GIVEN REQUEST. Take the material and output all of it exactly.

PROVIDED INFORMATION.

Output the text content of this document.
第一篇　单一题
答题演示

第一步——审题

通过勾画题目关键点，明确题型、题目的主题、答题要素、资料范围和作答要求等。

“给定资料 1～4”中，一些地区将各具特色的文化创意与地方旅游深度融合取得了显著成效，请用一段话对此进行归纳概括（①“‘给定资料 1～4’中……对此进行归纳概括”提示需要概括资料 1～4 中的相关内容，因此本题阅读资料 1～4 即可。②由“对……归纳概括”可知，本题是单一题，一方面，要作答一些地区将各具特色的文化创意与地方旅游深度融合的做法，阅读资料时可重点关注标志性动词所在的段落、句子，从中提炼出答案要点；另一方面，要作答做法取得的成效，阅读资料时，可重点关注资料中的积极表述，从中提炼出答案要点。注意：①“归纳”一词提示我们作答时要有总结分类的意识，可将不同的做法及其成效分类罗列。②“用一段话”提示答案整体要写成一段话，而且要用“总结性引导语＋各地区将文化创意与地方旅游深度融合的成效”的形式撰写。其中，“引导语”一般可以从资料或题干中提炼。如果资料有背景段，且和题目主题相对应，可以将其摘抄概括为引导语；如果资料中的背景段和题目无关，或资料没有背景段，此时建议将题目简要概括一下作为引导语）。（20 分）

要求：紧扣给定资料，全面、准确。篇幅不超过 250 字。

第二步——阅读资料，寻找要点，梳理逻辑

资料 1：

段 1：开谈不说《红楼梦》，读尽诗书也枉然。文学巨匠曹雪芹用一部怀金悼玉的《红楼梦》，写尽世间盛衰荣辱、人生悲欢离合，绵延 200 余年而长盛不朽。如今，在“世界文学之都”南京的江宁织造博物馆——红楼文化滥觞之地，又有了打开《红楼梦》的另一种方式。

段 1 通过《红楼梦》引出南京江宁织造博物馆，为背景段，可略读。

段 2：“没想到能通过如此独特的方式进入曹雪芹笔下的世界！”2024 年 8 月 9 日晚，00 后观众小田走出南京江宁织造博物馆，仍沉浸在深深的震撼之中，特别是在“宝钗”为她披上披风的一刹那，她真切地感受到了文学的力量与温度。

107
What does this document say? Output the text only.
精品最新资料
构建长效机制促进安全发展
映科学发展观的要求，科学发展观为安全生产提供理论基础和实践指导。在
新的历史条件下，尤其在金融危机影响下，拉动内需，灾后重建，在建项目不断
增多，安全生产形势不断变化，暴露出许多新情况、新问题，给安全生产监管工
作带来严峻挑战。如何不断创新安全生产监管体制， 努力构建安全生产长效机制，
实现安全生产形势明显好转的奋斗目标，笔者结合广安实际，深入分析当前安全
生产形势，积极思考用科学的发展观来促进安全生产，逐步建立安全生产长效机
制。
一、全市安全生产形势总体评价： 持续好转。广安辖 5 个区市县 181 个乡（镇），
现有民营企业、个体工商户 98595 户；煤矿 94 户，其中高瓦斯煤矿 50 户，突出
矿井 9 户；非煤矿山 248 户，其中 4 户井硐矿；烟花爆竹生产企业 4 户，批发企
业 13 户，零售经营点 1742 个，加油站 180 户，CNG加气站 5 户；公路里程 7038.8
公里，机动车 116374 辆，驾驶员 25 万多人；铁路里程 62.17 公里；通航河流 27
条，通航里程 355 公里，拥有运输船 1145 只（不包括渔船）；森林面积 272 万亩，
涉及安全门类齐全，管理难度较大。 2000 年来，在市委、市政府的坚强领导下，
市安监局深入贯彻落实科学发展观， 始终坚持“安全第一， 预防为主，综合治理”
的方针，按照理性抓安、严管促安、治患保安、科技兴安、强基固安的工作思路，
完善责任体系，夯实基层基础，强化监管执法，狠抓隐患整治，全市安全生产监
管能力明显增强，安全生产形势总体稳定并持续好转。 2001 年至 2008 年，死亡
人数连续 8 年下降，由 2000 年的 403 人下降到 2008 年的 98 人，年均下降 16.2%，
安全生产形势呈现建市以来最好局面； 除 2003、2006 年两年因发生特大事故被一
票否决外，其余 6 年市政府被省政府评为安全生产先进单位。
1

EXERCISE ANSWER.
Output the text content of this document.
第一篇　单一题
答题演示

第一步——审题

通过勾画题目关键点，明确题型、题目的主题、答题要素、资料范围和作答要求等。

“给定资料 1～4”中，一些地区将各具特色的文化创意与地方旅游深度融合取得了显著成效，请用一段话对此进行归纳概括（①“‘给定资料 1～4’中……对此进行归纳概括”提示需要概括资料 1～4 中的相关内容，因此本题阅读资料 1～4 即可。②由“对……归纳概括”可知，本题是单一题，一方面，要作答一些地区将各具特色的文化创意与地方旅游深度融合的做法，阅读资料时可重点关注标志性动词所在的段落、句子，从中提炼出答案要点；另一方面，要作答做法取得的成效，阅读资料时，可重点关注资料中的积极表述，从中提炼出答案要点。注意：①“归纳”一词提示我们作答时要有总结分类的意识，可将不同的做法及其成效分类罗列。②“用一段话”提示答案整体要写成一段话，而且要用“总结性引导语＋各地区将文化创意与地方旅游深度融合的成效”的形式撰写。其中，“引导语”一般可以从资料或题干中提炼。如果资料有背景段，且和题目主题相对应，可以将其摘抄概括为引导语；如果资料中的背景段和题目无关，或资料没有背景段，此时建议将题目简要概括一下作为引导语）。（20 分）

要求：紧扣给定资料，全面、准确。篇幅不超过 250 字。

第二步——阅读资料，寻找要点，梳理逻辑

资料 1：

段 1：开谈不说《红楼梦》，读尽诗书也枉然。文学巨匠曹雪芹用一部怀金悼玉的《红楼梦》，写尽世间盛衰荣辱、人生悲欢离合，绵延 200 余年而长盛不朽。如今，在“世界文学之都”南京的江宁织造博物馆——红楼文化滥觞之地，又有了打开《红楼梦》的另一种方式。

段 1 通过《红楼梦》引出南京江宁织造博物馆，为背景段，可略读。

段 2：“没想到能通过如此独特的方式进入曹雪芹笔下的世界！”2024 年 8 月 9 日晚，00 后观众小田走出南京江宁织造博物馆，仍沉浸在深深的震撼之中，特别是在“宝钗”为她披上披风的一刹那，她真切地感受到了文学的力量与温度。

107
What does this document say? Output the text only.
精品最新资料
构建长效机制促进安全发展
映科学发展观的要求，科学发展观为安全生产提供理论基础和实践指导。在
新的历史条件下，尤其在金融危机影响下，拉动内需，灾后重建，在建项目不断
增多，安全生产形势不断变化，暴露出许多新情况、新问题，给安全生产监管工
作带来严峻挑战。如何不断创新安全生产监管体制， 努力构建安全生产长效机制，
实现安全生产形势明显好转的奋斗目标，笔者结合广安实际，深入分析当前安全
生产形势，积极思考用科学的发展观来促进安全生产，逐步建立安全生产长效机
制。
一、全市安全生产形势总体评价： 持续好转。广安辖 5 个区市县 181 个乡（镇），
现有民营企业、个体工商户 98595 户；煤矿 94 户，其中高瓦斯煤矿 50 户，突出
矿井 9 户；非煤矿山 248 户，其中 4 户井硐矿；烟花爆竹生产企业 4 户，批发企
业 13 户，零售经营点 1742 个，加油站 180 户，CNG加气站 5 户；公路里程 7038.8
公里，机动车 116374 辆，驾驶员 25 万多人；铁路里程 62.17 公里；通航河流 27
条，通航里程 355 公里，拥有运输船 1145 只（不包括渔船）；森林面积 272 万亩，
涉及安全门类齐全，管理难度较大。 2000 年来，在市委、市政府的坚强领导下，
市安监局深入贯彻落实科学发展观， 始终坚持“安全第一， 预防为主，综合治理”
的方针，按照理性抓安、严管促安、治患保安、科技兴安、强基固安的工作思路，
完善责任体系，夯实基层基础，强化监管执法，狠抓隐患整治，全市安全生产监
管能力明显增强，安全生产形势总体稳定并持续好转。 2001 年至 2008 年，死亡
人数连续 8 年下降，由 2000 年的 403 人下降到 2008 年的 98 人，年均下降 16.2%，
安全生产形势呈现建市以来最好局面； 除 2003、2006 年两年因发生特大事故被一
票否决外，其余 6 年市政府被省政府评为安全生产先进单位。
1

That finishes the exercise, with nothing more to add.